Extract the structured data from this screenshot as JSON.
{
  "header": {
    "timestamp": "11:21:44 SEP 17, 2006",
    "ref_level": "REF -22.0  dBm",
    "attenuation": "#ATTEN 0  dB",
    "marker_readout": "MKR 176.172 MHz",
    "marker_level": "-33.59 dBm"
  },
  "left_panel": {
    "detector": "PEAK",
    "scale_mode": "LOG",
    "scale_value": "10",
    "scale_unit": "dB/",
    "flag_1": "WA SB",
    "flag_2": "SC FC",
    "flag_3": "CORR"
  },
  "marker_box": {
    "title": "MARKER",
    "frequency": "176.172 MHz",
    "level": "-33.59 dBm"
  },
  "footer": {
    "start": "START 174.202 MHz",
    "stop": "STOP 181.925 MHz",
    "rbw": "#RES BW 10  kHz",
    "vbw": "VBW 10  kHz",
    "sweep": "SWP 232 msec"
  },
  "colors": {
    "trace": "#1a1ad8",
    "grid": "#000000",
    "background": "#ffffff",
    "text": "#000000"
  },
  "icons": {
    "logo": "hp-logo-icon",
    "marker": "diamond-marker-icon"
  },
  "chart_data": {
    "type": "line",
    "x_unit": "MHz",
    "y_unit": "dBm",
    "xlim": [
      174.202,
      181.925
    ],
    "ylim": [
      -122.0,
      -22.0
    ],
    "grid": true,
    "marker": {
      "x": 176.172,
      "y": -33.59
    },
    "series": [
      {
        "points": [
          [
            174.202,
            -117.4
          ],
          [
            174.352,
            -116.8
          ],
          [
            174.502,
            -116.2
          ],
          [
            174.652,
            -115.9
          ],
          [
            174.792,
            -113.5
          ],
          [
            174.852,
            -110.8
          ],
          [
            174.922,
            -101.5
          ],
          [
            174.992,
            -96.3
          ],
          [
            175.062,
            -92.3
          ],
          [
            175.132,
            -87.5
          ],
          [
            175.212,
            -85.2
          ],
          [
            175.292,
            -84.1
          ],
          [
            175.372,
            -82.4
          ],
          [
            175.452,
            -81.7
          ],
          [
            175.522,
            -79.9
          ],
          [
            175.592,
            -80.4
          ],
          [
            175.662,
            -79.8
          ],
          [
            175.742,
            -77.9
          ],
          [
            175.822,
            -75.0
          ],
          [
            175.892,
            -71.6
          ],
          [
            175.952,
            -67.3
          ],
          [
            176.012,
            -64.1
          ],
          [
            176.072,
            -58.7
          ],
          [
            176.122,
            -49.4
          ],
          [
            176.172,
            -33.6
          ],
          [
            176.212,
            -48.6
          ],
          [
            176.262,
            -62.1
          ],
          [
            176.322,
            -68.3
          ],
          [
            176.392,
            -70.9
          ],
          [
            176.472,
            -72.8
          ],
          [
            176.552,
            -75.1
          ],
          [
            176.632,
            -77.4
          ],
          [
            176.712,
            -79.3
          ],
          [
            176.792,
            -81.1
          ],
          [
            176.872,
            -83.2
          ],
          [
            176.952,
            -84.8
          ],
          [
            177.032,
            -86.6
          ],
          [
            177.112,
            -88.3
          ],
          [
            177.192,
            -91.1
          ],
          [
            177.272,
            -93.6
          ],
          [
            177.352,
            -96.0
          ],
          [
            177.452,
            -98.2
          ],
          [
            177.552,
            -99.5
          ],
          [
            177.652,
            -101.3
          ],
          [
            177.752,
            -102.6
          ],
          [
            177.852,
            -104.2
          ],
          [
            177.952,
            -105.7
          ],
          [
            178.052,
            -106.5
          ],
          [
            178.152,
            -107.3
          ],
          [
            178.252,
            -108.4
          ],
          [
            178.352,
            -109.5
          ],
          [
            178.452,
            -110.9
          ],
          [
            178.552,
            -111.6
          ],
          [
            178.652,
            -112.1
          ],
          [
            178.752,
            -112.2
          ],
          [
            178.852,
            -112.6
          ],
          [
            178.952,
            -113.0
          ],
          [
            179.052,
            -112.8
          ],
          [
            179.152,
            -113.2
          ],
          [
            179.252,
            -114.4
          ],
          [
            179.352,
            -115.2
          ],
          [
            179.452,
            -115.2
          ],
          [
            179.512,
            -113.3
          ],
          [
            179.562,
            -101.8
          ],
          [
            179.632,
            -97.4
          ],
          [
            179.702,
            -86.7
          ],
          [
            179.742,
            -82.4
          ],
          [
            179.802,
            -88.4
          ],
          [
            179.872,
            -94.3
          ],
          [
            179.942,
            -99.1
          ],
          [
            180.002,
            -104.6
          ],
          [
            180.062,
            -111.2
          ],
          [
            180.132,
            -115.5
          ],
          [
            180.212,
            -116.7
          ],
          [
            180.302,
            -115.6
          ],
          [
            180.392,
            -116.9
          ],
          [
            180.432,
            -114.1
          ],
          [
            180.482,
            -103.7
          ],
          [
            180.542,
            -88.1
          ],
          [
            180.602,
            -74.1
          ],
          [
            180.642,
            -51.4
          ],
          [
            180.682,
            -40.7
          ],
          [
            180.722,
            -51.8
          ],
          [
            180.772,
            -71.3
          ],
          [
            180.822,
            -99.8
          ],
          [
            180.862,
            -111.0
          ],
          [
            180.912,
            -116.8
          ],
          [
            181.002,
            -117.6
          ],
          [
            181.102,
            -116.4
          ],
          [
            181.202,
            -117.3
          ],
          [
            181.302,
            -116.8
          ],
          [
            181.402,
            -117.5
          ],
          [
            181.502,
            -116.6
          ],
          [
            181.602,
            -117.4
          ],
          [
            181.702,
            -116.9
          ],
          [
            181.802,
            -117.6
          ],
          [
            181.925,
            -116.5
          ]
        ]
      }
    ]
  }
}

———

» **Problem requirements**:
Return the listing above in full, character for character.

» **Task response**:
Extract the structured data from this screenshot as JSON.
{
  "header": {
    "timestamp": "11:21:44 SEP 17, 2006",
    "ref_level": "REF -22.0  dBm",
    "attenuation": "#ATTEN 0  dB",
    "marker_readout": "MKR 176.172 MHz",
    "marker_level": "-33.59 dBm"
  },
  "left_panel": {
    "detector": "PEAK",
    "scale_mode": "LOG",
    "scale_value": "10",
    "scale_unit": "dB/",
    "flag_1": "WA SB",
    "flag_2": "SC FC",
    "flag_3": "CORR"
  },
  "marker_box": {
    "title": "MARKER",
    "frequency": "176.172 MHz",
    "level": "-33.59 dBm"
  },
  "footer": {
    "start": "START 174.202 MHz",
    "stop": "STOP 181.925 MHz",
    "rbw": "#RES BW 10  kHz",
    "vbw": "VBW 10  kHz",
    "sweep": "SWP 232 msec"
  },
  "colors": {
    "trace": "#1a1ad8",
    "grid": "#000000",
    "background": "#ffffff",
    "text": "#000000"
  },
  "icons": {
    "logo": "hp-logo-icon",
    "marker": "diamond-marker-icon"
  },
  "chart_data": {
    "type": "line",
    "x_unit": "MHz",
    "y_unit": "dBm",
    "xlim": [
      174.202,
      181.925
    ],
    "ylim": [
      -122.0,
      -22.0
    ],
    "grid": true,
    "marker": {
      "x": 176.172,
      "y": -33.59
    },
    "series": [
      {
        "points": [
          [
            174.202,
            -117.4
          ],
          [
            174.352,
            -116.8
          ],
          [
            174.502,
            -116.2
          ],
          [
            174.652,
            -115.9
          ],
          [
            174.792,
            -113.5
          ],
          [
            174.852,
            -110.8
          ],
          [
            174.922,
            -101.5
          ],
          [
            174.992,
            -96.3
          ],
          [
            175.062,
            -92.3
          ],
          [
            175.132,
            -87.5
          ],
          [
            175.212,
            -85.2
          ],
          [
            175.292,
            -84.1
          ],
          [
            175.372,
            -82.4
          ],
          [
            175.452,
            -81.7
          ],
          [
            175.522,
            -79.9
          ],
          [
            175.592,
            -80.4
          ],
          [
            175.662,
            -79.8
          ],
          [
            175.742,
            -77.9
          ],
          [
            175.822,
            -75.0
          ],
          [
            175.892,
            -71.6
          ],
          [
            175.952,
            -67.3
          ],
          [
            176.012,
            -64.1
          ],
          [
            176.072,
            -58.7
          ],
          [
            176.122,
            -49.4
          ],
          [
            176.172,
            -33.6
          ],
          [
            176.212,
            -48.6
          ],
          [
            176.262,
            -62.1
          ],
          [
            176.322,
            -68.3
          ],
          [
            176.392,
            -70.9
          ],
          [
            176.472,
            -72.8
          ],
          [
            176.552,
            -75.1
          ],
          [
            176.632,
            -77.4
          ],
          [
            176.712,
            -79.3
          ],
          [
            176.792,
            -81.1
          ],
          [
            176.872,
            -83.2
          ],
          [
            176.952,
            -84.8
          ],
          [
            177.032,
            -86.6
          ],
          [
            177.112,
            -88.3
          ],
          [
            177.192,
            -91.1
          ],
          [
            177.272,
            -93.6
          ],
          [
            177.352,
            -96.0
          ],
          [
            177.452,
            -98.2
          ],
          [
            177.552,
            -99.5
          ],
          [
            177.652,
            -101.3
          ],
          [
            177.752,
            -102.6
          ],
          [
            177.852,
            -104.2
          ],
          [
            177.952,
            -105.7
          ],
          [
            178.052,
            -106.5
          ],
          [
            178.152,
            -107.3
          ],
          [
            178.252,
            -108.4
          ],
          [
            178.352,
            -109.5
          ],
          [
            178.452,
            -110.9
          ],
          [
            178.552,
            -111.6
          ],
          [
            178.652,
            -112.1
          ],
          [
            178.752,
            -112.2
          ],
          [
            178.852,
            -112.6
          ],
          [
            178.952,
            -113.0
          ],
          [
            179.052,
            -112.8
          ],
          [
            179.152,
            -113.2
          ],
          [
            179.252,
            -114.4
          ],
          [
            179.352,
            -115.2
          ],
          [
            179.452,
            -115.2
          ],
          [
            179.512,
            -113.3
          ],
          [
            179.562,
            -101.8
          ],
          [
            179.632,
            -97.4
          ],
          [
            179.702,
            -86.7
          ],
          [
            179.742,
            -82.4
          ],
          [
            179.802,
            -88.4
          ],
          [
            179.872,
            -94.3
          ],
          [
            179.942,
            -99.1
          ],
          [
            180.002,
            -104.6
          ],
          [
            180.062,
            -111.2
          ],
          [
            180.132,
            -115.5
          ],
          [
            180.212,
            -116.7
          ],
          [
            180.302,
            -115.6
          ],
          [
            180.392,
            -116.9
          ],
          [
            180.432,
            -114.1
          ],
          [
            180.482,
            -103.7
          ],
          [
            180.542,
            -88.1
          ],
          [
            180.602,
            -74.1
          ],
          [
            180.642,
            -51.4
          ],
          [
            180.682,
            -40.7
          ],
          [
            180.722,
            -51.8
          ],
          [
            180.772,
            -71.3
          ],
          [
            180.822,
            -99.8
          ],
          [
            180.862,
            -111.0
          ],
          [
            180.912,
            -116.8
          ],
          [
            181.002,
            -117.6
          ],
          [
            181.102,
            -116.4
          ],
          [
            181.202,
            -117.3
          ],
          [
            181.302,
            -116.8
          ],
          [
            181.402,
            -117.5
          ],
          [
            181.502,
            -116.6
          ],
          [
            181.602,
            -117.4
          ],
          [
            181.702,
            -116.9
          ],
          [
            181.802,
            -117.6
          ],
          [
            181.925,
            -116.5
          ]
        ]
      }
    ]
  }
}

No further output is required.